Goal of the exercise: The records that follow are to be repeated without alteration.

** Start of Data provided **

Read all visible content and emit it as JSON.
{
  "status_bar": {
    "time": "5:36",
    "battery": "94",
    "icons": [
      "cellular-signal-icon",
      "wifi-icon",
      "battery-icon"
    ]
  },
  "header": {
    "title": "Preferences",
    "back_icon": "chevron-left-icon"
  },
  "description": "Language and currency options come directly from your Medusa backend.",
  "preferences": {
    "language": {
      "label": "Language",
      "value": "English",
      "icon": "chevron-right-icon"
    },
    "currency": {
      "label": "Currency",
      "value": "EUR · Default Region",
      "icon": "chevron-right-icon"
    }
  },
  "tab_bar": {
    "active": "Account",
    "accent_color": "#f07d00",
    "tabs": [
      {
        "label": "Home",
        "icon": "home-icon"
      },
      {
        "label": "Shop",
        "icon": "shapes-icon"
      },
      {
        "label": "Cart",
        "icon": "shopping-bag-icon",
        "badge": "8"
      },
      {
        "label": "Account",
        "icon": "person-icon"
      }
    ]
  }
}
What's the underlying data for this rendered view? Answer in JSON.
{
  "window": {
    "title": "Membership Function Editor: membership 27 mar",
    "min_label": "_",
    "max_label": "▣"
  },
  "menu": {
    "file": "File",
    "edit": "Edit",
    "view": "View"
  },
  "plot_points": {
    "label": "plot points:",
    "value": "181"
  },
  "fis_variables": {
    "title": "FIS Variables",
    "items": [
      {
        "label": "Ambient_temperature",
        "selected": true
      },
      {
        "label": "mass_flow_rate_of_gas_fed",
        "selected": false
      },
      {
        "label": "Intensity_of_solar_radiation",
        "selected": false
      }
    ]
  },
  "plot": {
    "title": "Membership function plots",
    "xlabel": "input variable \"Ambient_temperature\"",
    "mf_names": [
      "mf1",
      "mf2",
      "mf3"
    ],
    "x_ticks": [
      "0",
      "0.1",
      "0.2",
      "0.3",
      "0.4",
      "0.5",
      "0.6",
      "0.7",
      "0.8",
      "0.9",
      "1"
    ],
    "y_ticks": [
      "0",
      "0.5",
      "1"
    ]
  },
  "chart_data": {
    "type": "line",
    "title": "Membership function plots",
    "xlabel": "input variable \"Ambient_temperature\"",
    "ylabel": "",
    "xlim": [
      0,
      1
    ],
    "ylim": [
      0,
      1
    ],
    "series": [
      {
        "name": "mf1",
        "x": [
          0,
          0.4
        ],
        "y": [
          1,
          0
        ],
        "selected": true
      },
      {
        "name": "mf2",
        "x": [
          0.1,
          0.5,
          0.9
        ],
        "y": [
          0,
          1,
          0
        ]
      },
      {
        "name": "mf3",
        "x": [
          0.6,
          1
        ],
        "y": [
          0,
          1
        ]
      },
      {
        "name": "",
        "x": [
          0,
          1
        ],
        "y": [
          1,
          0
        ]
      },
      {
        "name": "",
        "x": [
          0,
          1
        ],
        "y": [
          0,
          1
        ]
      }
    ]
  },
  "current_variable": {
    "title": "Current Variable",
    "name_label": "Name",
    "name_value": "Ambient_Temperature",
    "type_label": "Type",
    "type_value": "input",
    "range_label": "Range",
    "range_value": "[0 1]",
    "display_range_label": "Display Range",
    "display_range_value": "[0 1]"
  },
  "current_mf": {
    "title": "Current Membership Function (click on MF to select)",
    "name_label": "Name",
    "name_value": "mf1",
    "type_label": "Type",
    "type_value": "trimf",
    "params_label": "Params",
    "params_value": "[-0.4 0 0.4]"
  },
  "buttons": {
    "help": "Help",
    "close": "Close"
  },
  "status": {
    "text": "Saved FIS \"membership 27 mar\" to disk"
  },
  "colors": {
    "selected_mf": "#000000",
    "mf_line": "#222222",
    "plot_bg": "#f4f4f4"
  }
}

** End of Data provided **

Reply:
Read all visible content and emit it as JSON.
{
  "status_bar": {
    "time": "5:36",
    "battery": "94",
    "icons": [
      "cellular-signal-icon",
      "wifi-icon",
      "battery-icon"
    ]
  },
  "header": {
    "title": "Preferences",
    "back_icon": "chevron-left-icon"
  },
  "description": "Language and currency options come directly from your Medusa backend.",
  "preferences": {
    "language": {
      "label": "Language",
      "value": "English",
      "icon": "chevron-right-icon"
    },
    "currency": {
      "label": "Currency",
      "value": "EUR · Default Region",
      "icon": "chevron-right-icon"
    }
  },
  "tab_bar": {
    "active": "Account",
    "accent_color": "#f07d00",
    "tabs": [
      {
        "label": "Home",
        "icon": "home-icon"
      },
      {
        "label": "Shop",
        "icon": "shapes-icon"
      },
      {
        "label": "Cart",
        "icon": "shopping-bag-icon",
        "badge": "8"
      },
      {
        "label": "Account",
        "icon": "person-icon"
      }
    ]
  }
}
What's the underlying data for this rendered view? Answer in JSON.
{
  "window": {
    "title": "Membership Function Editor: membership 27 mar",
    "min_label": "_",
    "max_label": "▣"
  },
  "menu": {
    "file": "File",
    "edit": "Edit",
    "view": "View"
  },
  "plot_points": {
    "label": "plot points:",
    "value": "181"
  },
  "fis_variables": {
    "title": "FIS Variables",
    "items": [
      {
        "label": "Ambient_temperature",
        "selected": true
      },
      {
        "label": "mass_flow_rate_of_gas_fed",
        "selected": false
      },
      {
        "label": "Intensity_of_solar_radiation",
        "selected": false
      }
    ]
  },
  "plot": {
    "title": "Membership function plots",
    "xlabel": "input variable \"Ambient_temperature\"",
    "mf_names": [
      "mf1",
      "mf2",
      "mf3"
    ],
    "x_ticks": [
      "0",
      "0.1",
      "0.2",
      "0.3",
      "0.4",
      "0.5",
      "0.6",
      "0.7",
      "0.8",
      "0.9",
      "1"
    ],
    "y_ticks": [
      "0",
      "0.5",
      "1"
    ]
  },
  "chart_data": {
    "type": "line",
    "title": "Membership function plots",
    "xlabel": "input variable \"Ambient_temperature\"",
    "ylabel": "",
    "xlim": [
      0,
      1
    ],
    "ylim": [
      0,
      1
    ],
    "series": [
      {
        "name": "mf1",
        "x": [
          0,
          0.4
        ],
        "y": [
          1,
          0
        ],
        "selected": true
      },
      {
        "name": "mf2",
        "x": [
          0.1,
          0.5,
          0.9
        ],
        "y": [
          0,
          1,
          0
        ]
      },
      {
        "name": "mf3",
        "x": [
          0.6,
          1
        ],
        "y": [
          0,
          1
        ]
      },
      {
        "name": "",
        "x": [
          0,
          1
        ],
        "y": [
          1,
          0
        ]
      },
      {
        "name": "",
        "x": [
          0,
          1
        ],
        "y": [
          0,
          1
        ]
      }
    ]
  },
  "current_variable": {
    "title": "Current Variable",
    "name_label": "Name",
    "name_value": "Ambient_Temperature",
    "type_label": "Type",
    "type_value": "input",
    "range_label": "Range",
    "range_value": "[0 1]",
    "display_range_label": "Display Range",
    "display_range_value": "[0 1]"
  },
  "current_mf": {
    "title": "Current Membership Function (click on MF to select)",
    "name_label": "Name",
    "name_value": "mf1",
    "type_label": "Type",
    "type_value": "trimf",
    "params_label": "Params",
    "params_value": "[-0.4 0 0.4]"
  },
  "buttons": {
    "help": "Help",
    "close": "Close"
  },
  "status": {
    "text": "Saved FIS \"membership 27 mar\" to disk"
  },
  "colors": {
    "selected_mf": "#000000",
    "mf_line": "#222222",
    "plot_bg": "#f4f4f4"
  }
}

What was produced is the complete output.